_YOUR INSTRUCTIONS_
Each line that holds the word "JSON" is to be identified and copied.

_AVAILABLE RECORDS_
┌────────
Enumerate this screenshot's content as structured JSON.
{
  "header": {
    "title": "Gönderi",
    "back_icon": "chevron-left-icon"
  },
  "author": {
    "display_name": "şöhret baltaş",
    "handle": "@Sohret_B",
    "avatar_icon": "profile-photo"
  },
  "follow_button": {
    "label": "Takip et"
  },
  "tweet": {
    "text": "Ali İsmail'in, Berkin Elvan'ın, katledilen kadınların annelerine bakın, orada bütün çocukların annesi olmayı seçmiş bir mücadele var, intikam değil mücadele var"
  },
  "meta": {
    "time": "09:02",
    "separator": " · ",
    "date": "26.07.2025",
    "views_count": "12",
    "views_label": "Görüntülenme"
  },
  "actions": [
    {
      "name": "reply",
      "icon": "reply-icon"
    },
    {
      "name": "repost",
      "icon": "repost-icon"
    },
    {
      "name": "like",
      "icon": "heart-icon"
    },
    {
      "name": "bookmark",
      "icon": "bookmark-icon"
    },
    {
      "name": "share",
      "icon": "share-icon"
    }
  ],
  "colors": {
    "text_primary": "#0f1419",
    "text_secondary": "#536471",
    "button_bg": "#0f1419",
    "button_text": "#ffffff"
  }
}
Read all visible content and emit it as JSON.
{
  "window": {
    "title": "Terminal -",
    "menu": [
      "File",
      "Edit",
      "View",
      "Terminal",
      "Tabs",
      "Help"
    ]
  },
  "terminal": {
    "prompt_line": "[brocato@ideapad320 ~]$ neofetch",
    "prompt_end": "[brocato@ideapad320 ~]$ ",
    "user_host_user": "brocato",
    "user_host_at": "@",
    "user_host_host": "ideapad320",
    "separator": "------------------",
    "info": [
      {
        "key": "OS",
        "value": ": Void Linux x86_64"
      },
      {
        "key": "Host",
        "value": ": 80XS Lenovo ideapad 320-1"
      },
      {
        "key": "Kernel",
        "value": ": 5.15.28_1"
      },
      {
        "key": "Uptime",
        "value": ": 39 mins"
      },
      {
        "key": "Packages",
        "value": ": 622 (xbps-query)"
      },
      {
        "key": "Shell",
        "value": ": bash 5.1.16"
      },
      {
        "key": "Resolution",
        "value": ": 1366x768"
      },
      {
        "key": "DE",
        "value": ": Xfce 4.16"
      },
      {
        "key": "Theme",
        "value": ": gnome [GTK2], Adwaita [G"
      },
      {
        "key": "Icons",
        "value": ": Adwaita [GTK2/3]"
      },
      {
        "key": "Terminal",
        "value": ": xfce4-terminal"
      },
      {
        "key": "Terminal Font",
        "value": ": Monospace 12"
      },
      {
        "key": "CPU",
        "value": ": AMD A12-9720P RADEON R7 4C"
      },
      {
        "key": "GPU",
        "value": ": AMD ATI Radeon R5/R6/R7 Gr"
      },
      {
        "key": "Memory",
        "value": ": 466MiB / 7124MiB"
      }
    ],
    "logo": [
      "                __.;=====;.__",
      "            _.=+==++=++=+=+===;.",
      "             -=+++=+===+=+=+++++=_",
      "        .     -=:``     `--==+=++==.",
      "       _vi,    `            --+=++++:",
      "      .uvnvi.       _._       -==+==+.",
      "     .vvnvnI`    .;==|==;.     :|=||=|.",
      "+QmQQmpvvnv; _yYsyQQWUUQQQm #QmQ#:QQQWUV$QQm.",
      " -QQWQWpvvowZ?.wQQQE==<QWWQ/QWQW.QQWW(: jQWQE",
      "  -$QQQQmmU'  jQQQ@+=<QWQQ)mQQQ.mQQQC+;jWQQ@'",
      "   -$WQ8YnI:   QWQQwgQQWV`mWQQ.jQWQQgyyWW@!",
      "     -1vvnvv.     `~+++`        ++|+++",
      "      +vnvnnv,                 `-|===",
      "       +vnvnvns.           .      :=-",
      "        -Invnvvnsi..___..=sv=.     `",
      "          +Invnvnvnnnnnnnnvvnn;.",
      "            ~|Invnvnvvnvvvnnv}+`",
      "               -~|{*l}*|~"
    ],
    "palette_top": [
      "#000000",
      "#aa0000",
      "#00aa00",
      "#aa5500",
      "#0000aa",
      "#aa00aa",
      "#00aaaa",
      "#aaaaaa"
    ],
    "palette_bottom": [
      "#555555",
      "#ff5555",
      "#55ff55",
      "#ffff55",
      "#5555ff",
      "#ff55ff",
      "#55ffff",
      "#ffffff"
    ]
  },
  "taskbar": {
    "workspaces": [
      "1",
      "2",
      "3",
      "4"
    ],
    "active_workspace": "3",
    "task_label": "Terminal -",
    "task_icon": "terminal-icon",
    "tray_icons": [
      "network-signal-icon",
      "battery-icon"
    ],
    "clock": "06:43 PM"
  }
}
└────────
_TASK OUTPUT_
Enumerate this screenshot's content as structured JSON.
Read all visible content and emit it as JSON.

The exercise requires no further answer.